The debates around the value of prescription or performance standards can be viewed in several ways. The first way is to evaluate the various arguments to identify which approach is more effective in reducing death, injury, and illness. From a perspective of evaluation prescription can play an important role, for example, in restricting access to confined spaces to prevent asphyxiation. But prescriptive standards can miss critical issues such as risky work processes (such as factory production lines). Further, prescriptive standards can quickly become obsolete as technology changes over time. Viewed in light of these limitations to prescription, the philosophical shift to performance standards begun in the 1970s was timely. However, it was also important in light of its economic and political context. The development of the Robens model needs to be understood in the context of 1970s Britain and in particular the centrality and subsequent decline of the coal industry. Robens, with his history in the union movement and his chairmanship of the National Coal Board was seen as “the voice of industrial common sense.” His status and biography, straddling both union and management, meant that his ideas could gain traction. Key among these ideas was the need for a flexible regulatory approach that had at its core a focus on the need for safety, the essence of a performance approach (Tucker 1995). Indeed, “Robens-style” legislation, albeit with some important differences in emphasis, was adopted broadly across anglophile countries.
A key difference in emphasis between countries was the need for employee representation and in the role of the unions. The state of Victoria, Australia, emphasized the need for clear worker representation in OHS at the same time as it moved to institutionalize performance standards. The level of control provided to workers within Robens-style legislation was seen as critical to its effectiveness. But an emphasis on worker representation also needs to take account of what kind of representation it is. An important influence on the development of OHS after Robens in the UK was the decline of union power during the Thatcher period in the 1980s. This is because performance standards emphasize the need to internalize safe systems of work and a safety management culture within corporate processes but, in doing so, they also “normalize” OHS risks by assuming that “the risks associated with increased efficiency and profitability can be responsibly managed and contained” (Silbey 2009: 343). This leaves unexamined the fundamental role played by the economic power of employers in determining exposure to risk in the first place. In this way, the neoliberal approach of contemporary governments is embedded via the movement of OHS away from the contested political sphere of prescription standards and industrial relations and towards the relatively uncontested arena of internal business procedures. The impact on the decline of union power on the development of performance standards, and indeed, levels of prescription, is complex. It is possible, for example, to understand prescriptive standards as the end point of negotiation about what it is and is not acceptable for an employer to ask an employee to do. Unions play a prominent role in this process. It is interesting to note that there remains a higher level of prescriptiveness within European health and safety regulations (where union representation in general is higher), a difference which causes friction within the EU (Walters 1996).

== AIM ==
Continue the text on prescriptive and performance safety standards from where it stops.

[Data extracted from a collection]
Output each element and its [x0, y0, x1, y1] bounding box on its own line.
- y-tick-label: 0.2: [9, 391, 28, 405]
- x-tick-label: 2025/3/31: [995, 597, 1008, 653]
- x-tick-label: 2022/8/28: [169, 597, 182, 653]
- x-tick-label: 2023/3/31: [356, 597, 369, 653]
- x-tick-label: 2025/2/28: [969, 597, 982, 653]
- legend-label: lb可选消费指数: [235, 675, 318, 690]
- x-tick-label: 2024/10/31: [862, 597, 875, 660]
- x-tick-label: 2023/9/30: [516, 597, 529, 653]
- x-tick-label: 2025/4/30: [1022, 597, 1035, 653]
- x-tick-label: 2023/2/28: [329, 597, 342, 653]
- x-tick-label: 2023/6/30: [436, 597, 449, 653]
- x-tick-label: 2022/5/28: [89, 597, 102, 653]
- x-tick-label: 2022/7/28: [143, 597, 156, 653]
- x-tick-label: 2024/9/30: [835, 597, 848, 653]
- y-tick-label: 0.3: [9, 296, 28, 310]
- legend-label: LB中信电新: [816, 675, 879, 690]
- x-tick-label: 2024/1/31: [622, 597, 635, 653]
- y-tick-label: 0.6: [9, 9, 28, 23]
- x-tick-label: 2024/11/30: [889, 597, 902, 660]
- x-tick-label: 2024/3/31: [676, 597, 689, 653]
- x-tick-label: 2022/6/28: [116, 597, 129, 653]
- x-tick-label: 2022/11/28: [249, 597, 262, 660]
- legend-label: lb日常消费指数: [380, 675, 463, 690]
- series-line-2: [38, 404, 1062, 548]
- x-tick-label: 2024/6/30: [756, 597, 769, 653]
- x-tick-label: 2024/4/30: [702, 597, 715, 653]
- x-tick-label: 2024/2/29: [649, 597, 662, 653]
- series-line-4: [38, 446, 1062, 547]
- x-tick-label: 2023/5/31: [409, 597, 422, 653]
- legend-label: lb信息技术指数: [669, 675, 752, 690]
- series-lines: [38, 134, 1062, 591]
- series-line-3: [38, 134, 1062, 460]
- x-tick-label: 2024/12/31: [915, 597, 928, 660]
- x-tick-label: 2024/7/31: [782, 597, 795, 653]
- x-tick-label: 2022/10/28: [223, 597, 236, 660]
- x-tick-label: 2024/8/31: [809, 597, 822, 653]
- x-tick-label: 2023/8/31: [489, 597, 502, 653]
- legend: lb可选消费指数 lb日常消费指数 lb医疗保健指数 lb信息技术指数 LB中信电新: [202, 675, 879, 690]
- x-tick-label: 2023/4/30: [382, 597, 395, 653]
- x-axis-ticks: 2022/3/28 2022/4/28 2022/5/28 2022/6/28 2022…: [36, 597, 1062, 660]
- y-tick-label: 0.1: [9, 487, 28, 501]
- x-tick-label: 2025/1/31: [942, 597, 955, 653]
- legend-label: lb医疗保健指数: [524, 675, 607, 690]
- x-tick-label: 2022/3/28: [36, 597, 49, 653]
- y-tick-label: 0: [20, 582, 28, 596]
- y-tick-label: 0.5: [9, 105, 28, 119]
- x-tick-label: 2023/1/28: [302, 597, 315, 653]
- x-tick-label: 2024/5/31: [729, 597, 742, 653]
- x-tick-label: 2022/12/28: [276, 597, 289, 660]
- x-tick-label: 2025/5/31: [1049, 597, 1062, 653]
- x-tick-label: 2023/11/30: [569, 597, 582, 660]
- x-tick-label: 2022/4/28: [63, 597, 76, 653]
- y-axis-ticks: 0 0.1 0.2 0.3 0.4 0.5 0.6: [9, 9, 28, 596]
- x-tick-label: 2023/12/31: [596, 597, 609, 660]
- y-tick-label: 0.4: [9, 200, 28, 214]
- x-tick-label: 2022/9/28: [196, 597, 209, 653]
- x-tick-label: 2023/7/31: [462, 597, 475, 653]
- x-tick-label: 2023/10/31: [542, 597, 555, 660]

== THE OUTPUT ==
In short, any claim of “consensus” around safety between employers and employees needs to be viewed as contingent and fragile. Without adequate worker participation, or where levels of industrial conflict are high, “consensus” quickly breaks down (Gunningham and Sinclair 2009). A vivid example of this is in the role and effectiveness of health and safety representatives. Health and safety representatives, together with health and safety committees, can be an effective way for employees to voice their safety concerns to management and have them resolved quickly and effectively (James and Walters 2002). Yet, an increasing neoliberal emphasis on individual responsibility in the OHS regulatory framework can change the safety representative’s task, reducing their role to one of policing fellow workers’ “unsafe behavior,” such as nonuse of protective safety equipment, and fining them for “breaches” of locally generated safety procedures (Gray 2009). This is an inversion of the role as it was conceived within places such as Victoria, Australia, as the “consensus” shifts from tripartite (employer, employee, and government) responsibility for safety to an overriding emphasis on worker responsibility to ensure a safe workplace. Techniques and regulatory strategies (in this case the role of health and safety reps) must be understood and interrogated in context.
Debates around the need for industrial manslaughter legislation to ensure a safe workplace are similarly complex. These debates are often couched in the need to emphasize adequate enforcement of OHS law (rather than just a focus on content) and the need for significant penalties to apply (Tombs and Whyte 2007). Many argue that an industrial manslaughter offense, a version of a homicide offense, is required to ensure safety at work. This would allow the communicative power of the “mainstream” criminal law to be applied to an individual or company following a workplace fatality. An offense of this sort was introduced into UK law via the Corporate Manslaughter and Corporate Homicide Act 2007 (Almond 2013) and was successfully used for the first time to convict a corporation of manslaughter in early 2011. Yet, for others, the demand for a “new” criminal offense concedes too much to history. That is, occupational health and safety legislation, properly conceived, always was and should remain criminal (Johnstone 2007). These authors argue that OHS law has been improperly conventionalized as quasi-criminal and that reform and enforcement should focus on using it and reemphasizing its essentially criminal nature. However, over time, the persistent demands for separate industrial manslaughter offenses suggest that the quasi-criminal nature of OHS law remains prominent in the public imagination – at least in some jurisdictions. Recent surveys undertaken in the United Kingdom have shown that OHS breaches are not necessarily regarded as crimes per se, and commonly applied OHS laws are not regarded as having the status or symbolic effect associated with criminal law (Almond and Colover 2010). In general terms, safety laws are regarded rather ambiguously. Nonetheless, this ambiguity is not something that should be accepted unproblematically; it is a product of the struggles seen throughout the history of OHS law reform (Wells 2001).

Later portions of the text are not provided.